What this task involves: From the entries below, copy out every line with "Saint" in it.

Stored rows:
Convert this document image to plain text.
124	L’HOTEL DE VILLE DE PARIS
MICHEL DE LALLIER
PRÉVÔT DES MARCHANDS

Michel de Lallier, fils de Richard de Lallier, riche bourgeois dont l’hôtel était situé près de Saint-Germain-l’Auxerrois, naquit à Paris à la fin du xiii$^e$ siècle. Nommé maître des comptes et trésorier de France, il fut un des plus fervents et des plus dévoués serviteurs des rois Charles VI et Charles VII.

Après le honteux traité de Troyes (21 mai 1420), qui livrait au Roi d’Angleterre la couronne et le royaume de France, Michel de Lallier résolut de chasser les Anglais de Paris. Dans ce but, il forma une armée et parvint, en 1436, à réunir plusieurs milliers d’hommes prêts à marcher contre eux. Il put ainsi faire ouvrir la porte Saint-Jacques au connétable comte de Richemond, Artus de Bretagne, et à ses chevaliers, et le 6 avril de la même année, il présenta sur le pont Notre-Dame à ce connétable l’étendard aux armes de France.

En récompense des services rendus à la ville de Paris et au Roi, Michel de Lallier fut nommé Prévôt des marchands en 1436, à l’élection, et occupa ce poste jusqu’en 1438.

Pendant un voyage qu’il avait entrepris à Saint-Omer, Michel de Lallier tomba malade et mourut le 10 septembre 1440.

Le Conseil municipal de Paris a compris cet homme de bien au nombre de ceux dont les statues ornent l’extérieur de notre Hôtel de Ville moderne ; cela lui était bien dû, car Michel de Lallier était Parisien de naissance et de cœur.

Exercise response:
Michel de Lallier, fils de Richard de Lallier, riche bourgeois dont l’hôtel était situé près de Saint-Germain-l’Auxerrois, naquit à Paris à la fin du xiii$^e$ siècle. Nommé maître des comptes et trésorier de France, il fut un des plus fervents et des plus dévoués serviteurs des rois Charles VI et Charles VII.
Après le honteux traité de Troyes (21 mai 1420), qui livrait au Roi d’Angleterre la couronne et le royaume de France, Michel de Lallier résolut de chasser les Anglais de Paris. Dans ce but, il forma une armée et parvint, en 1436, à réunir plusieurs milliers d’hommes prêts à marcher contre eux. Il put ainsi faire ouvrir la porte Saint-Jacques au connétable comte de Richemond, Artus de Bretagne, et à ses chevaliers, et le 6 avril de la même année, il présenta sur le pont Notre-Dame à ce connétable l’étendard aux armes de France.
Pendant un voyage qu’il avait entrepris à Saint-Omer, Michel de Lallier tomba malade et mourut le 10 septembre 1440.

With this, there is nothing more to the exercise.